[start]

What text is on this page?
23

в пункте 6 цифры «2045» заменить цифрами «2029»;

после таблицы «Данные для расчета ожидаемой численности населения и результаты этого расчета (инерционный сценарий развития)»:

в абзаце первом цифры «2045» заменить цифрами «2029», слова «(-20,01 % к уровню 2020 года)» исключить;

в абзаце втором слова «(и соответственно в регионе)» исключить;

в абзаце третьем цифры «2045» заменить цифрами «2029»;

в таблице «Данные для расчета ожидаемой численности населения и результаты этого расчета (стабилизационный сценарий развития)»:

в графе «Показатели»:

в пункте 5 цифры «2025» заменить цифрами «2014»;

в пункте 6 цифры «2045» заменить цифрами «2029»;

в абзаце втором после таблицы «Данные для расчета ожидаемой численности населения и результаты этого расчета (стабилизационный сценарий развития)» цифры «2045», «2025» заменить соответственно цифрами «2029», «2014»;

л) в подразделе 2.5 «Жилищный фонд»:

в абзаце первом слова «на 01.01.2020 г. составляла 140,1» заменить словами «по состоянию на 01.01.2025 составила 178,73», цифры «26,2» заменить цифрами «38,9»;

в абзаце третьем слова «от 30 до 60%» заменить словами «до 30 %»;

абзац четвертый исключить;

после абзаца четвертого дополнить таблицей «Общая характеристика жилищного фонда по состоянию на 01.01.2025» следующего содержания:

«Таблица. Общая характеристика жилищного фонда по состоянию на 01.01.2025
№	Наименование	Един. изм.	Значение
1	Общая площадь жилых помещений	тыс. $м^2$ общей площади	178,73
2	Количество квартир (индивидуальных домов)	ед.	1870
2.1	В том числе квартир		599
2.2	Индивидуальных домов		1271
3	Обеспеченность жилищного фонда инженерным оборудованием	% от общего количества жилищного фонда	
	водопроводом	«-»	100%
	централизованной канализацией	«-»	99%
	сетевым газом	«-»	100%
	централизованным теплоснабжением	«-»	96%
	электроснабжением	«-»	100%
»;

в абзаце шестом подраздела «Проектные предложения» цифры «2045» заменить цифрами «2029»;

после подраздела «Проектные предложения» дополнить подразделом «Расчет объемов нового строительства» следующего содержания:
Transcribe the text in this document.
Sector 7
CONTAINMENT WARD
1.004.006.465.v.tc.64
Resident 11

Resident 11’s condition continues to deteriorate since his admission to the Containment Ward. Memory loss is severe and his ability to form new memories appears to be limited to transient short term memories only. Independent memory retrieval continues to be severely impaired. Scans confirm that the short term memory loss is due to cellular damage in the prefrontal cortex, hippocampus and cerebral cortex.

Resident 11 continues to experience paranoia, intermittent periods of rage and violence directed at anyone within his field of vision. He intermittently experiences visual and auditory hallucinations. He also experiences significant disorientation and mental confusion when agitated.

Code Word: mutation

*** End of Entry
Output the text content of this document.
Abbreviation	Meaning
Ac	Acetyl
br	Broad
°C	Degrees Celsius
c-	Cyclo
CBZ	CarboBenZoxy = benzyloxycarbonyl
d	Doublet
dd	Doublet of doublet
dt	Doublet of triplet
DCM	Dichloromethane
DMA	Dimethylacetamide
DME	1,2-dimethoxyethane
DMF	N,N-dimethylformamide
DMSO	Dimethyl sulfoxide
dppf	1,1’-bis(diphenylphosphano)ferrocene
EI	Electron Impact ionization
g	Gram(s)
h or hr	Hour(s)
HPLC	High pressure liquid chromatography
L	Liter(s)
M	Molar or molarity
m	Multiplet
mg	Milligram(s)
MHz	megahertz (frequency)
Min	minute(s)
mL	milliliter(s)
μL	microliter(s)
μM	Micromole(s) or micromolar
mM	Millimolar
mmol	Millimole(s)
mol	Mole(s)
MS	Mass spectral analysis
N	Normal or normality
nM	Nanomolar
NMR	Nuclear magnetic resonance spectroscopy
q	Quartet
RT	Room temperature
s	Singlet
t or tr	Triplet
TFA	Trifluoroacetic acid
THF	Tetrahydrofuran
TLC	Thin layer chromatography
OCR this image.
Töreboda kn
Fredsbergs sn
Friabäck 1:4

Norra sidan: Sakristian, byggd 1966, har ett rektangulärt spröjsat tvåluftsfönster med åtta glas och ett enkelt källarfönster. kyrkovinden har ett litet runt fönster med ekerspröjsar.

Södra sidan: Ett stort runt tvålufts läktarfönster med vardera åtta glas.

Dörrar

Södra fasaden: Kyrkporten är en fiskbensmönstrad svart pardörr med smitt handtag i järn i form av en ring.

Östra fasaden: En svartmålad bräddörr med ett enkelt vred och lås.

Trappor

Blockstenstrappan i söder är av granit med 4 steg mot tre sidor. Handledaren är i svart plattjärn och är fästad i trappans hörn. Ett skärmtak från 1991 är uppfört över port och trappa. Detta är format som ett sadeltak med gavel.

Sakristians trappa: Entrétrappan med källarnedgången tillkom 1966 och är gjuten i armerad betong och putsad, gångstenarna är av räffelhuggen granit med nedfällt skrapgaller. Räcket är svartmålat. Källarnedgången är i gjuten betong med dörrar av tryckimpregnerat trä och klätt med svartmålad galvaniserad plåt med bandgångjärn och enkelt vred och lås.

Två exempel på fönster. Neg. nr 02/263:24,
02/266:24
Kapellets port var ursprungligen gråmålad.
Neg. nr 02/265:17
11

[end]

▸ Aim of the task
Show every line from the entries above in which "Doublet" appears.

▸ Task response
d	Doublet
dd	Doublet of doublet
dt	Doublet of triplet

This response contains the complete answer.